(Dataset entries)
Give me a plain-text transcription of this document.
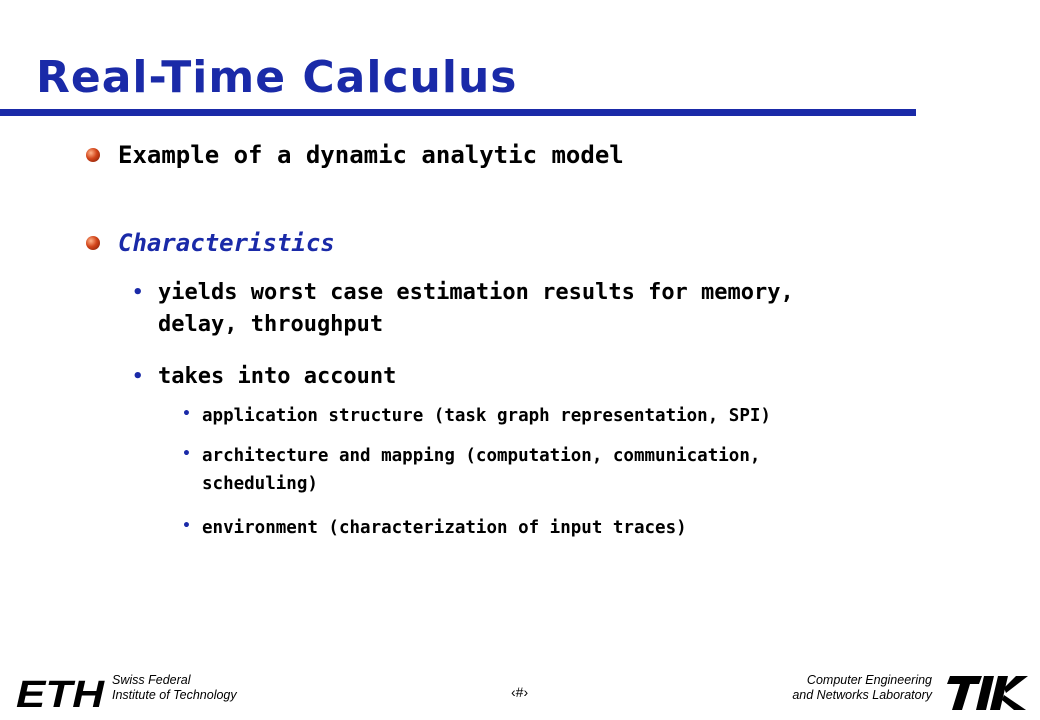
Real-Time Calculus
Example of a dynamic analytic model
Characteristics
• yields worst case estimation results for memory,
delay, throughput
• takes into account
• application structure (task graph representation, SPI)
• architecture and mapping (computation, communication,
scheduling)
• environment (characterization of input traces)
ETH Swiss Federal
Institute of Technology	‹#›
Computer Engineering
and Networks Laboratory
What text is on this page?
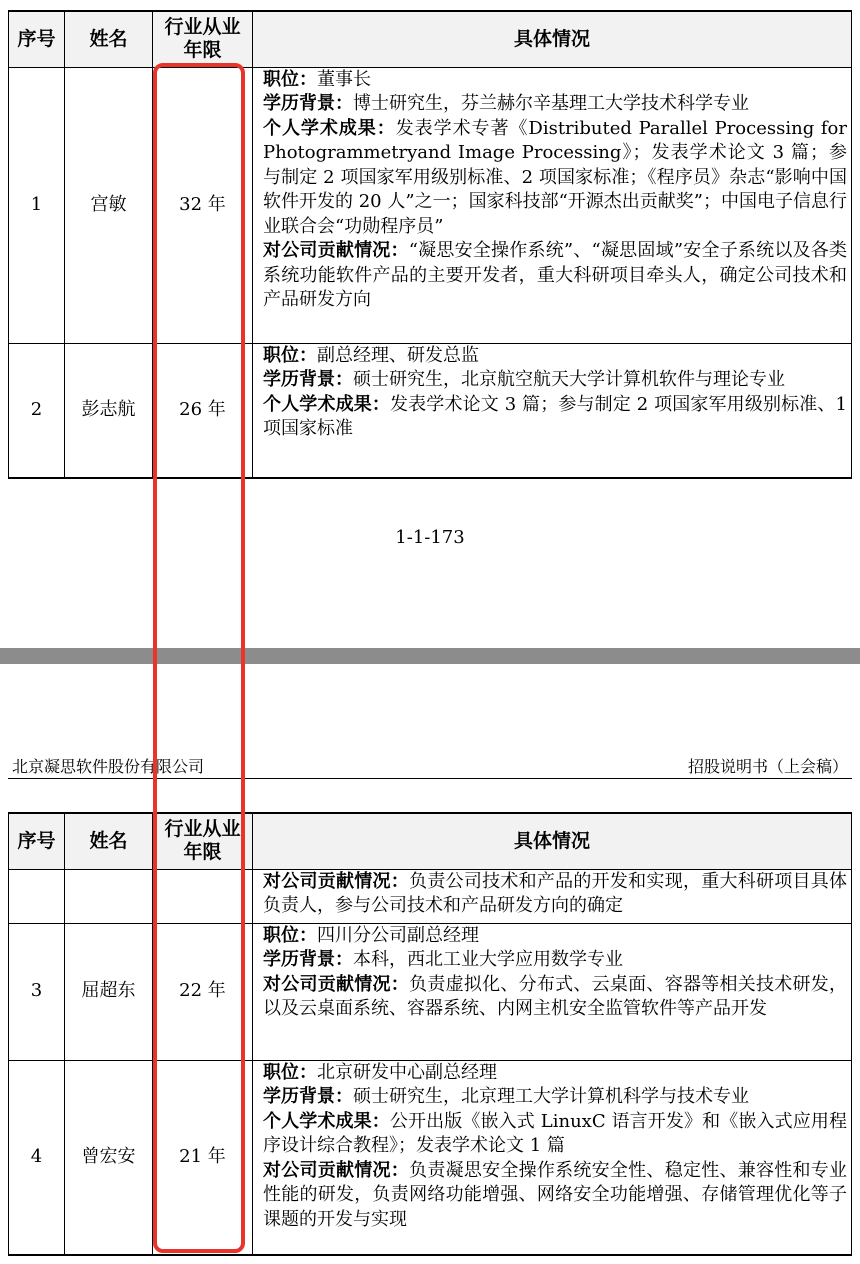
序号	姓名	行业从业年限	具体情况
1	宫敏	32 年	职位：董事长
学历背景：博士研究生，芬兰赫尔辛基理工大学技术科学专业
个人学术成果：发表学术专著《Distributed Parallel Processing for Photogrammetryand Image Processing》；发表学术论文 3 篇；参与制定 2 项国家军用级别标准、2 项国家标准；《程序员》杂志“影响中国软件开发的 20 人”之一；国家科技部“开源杰出贡献奖”；中国电子信息行业联合会“功勋程序员”
对公司贡献情况：“凝思安全操作系统”、“凝思固域”安全子系统以及各类系统功能软件产品的主要开发者，重大科研项目牵头人，确定公司技术和产品研发方向

2	彭志航	26 年	职位：副总经理、研发总监
学历背景：硕士研究生，北京航空航天大学计算机软件与理论专业
个人学术成果：发表学术论文 3 篇；参与制定 2 项国家军用级别标准、1 项国家标准
1-1-173
北京凝思软件股份有限公司	招股说明书（上会稿）
序号	姓名	行业从业年限	具体情况

			对公司贡献情况：负责公司技术和产品的开发和实现，重大科研项目具体负责人，参与公司技术和产品研发方向的确定

3	屈超东	22 年	职位：四川分公司副总经理
学历背景：本科，西北工业大学应用数学专业
对公司贡献情况：负责虚拟化、分布式、云桌面、容器等相关技术研发，以及云桌面系统、容器系统、内网主机安全监管软件等产品开发

4	曾宏安	21 年	职位：北京研发中心副总经理
学历背景：硕士研究生，北京理工大学计算机科学与技术专业
个人学术成果：公开出版《嵌入式 LinuxC 语言开发》和《嵌入式应用程序设计综合教程》；发表学术论文 1 篇
对公司贡献情况：负责凝思安全操作系统安全性、稳定性、兼容性和专业性能的研发，负责网络功能增强、网络安全功能增强、存储管理优化等子课题的开发与实现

--- What you need to do ---
From the listing, extract all text exactly as given and drop any picture.

--- Task output ---
Give me a plain-text transcription of this document.
Real-Time Calculus
Example of a dynamic analytic model
Characteristics
• yields worst case estimation results for memory,
delay, throughput
• takes into account
• application structure (task graph representation, SPI)
• architecture and mapping (computation, communication,
scheduling)
• environment (characterization of input traces)
ETH Swiss Federal
Institute of Technology	‹#›
Computer Engineering
and Networks Laboratory
What text is on this page?
序号	姓名	行业从业年限	具体情况
1	宫敏	32 年	职位：董事长
学历背景：博士研究生，芬兰赫尔辛基理工大学技术科学专业
个人学术成果：发表学术专著《Distributed Parallel Processing for Photogrammetryand Image Processing》；发表学术论文 3 篇；参与制定 2 项国家军用级别标准、2 项国家标准；《程序员》杂志“影响中国软件开发的 20 人”之一；国家科技部“开源杰出贡献奖”；中国电子信息行业联合会“功勋程序员”
对公司贡献情况：“凝思安全操作系统”、“凝思固域”安全子系统以及各类系统功能软件产品的主要开发者，重大科研项目牵头人，确定公司技术和产品研发方向

2	彭志航	26 年	职位：副总经理、研发总监
学历背景：硕士研究生，北京航空航天大学计算机软件与理论专业
个人学术成果：发表学术论文 3 篇；参与制定 2 项国家军用级别标准、1 项国家标准
1-1-173
北京凝思软件股份有限公司	招股说明书（上会稿）
序号	姓名	行业从业年限	具体情况

			对公司贡献情况：负责公司技术和产品的开发和实现，重大科研项目具体负责人，参与公司技术和产品研发方向的确定

3	屈超东	22 年	职位：四川分公司副总经理
学历背景：本科，西北工业大学应用数学专业
对公司贡献情况：负责虚拟化、分布式、云桌面、容器等相关技术研发，以及云桌面系统、容器系统、内网主机安全监管软件等产品开发

4	曾宏安	21 年	职位：北京研发中心副总经理
学历背景：硕士研究生，北京理工大学计算机科学与技术专业
个人学术成果：公开出版《嵌入式 LinuxC 语言开发》和《嵌入式应用程序设计综合教程》；发表学术论文 1 篇
对公司贡献情况：负责凝思安全操作系统安全性、稳定性、兼容性和专业性能的研发，负责网络功能增强、网络安全功能增强、存储管理优化等子课题的开发与实现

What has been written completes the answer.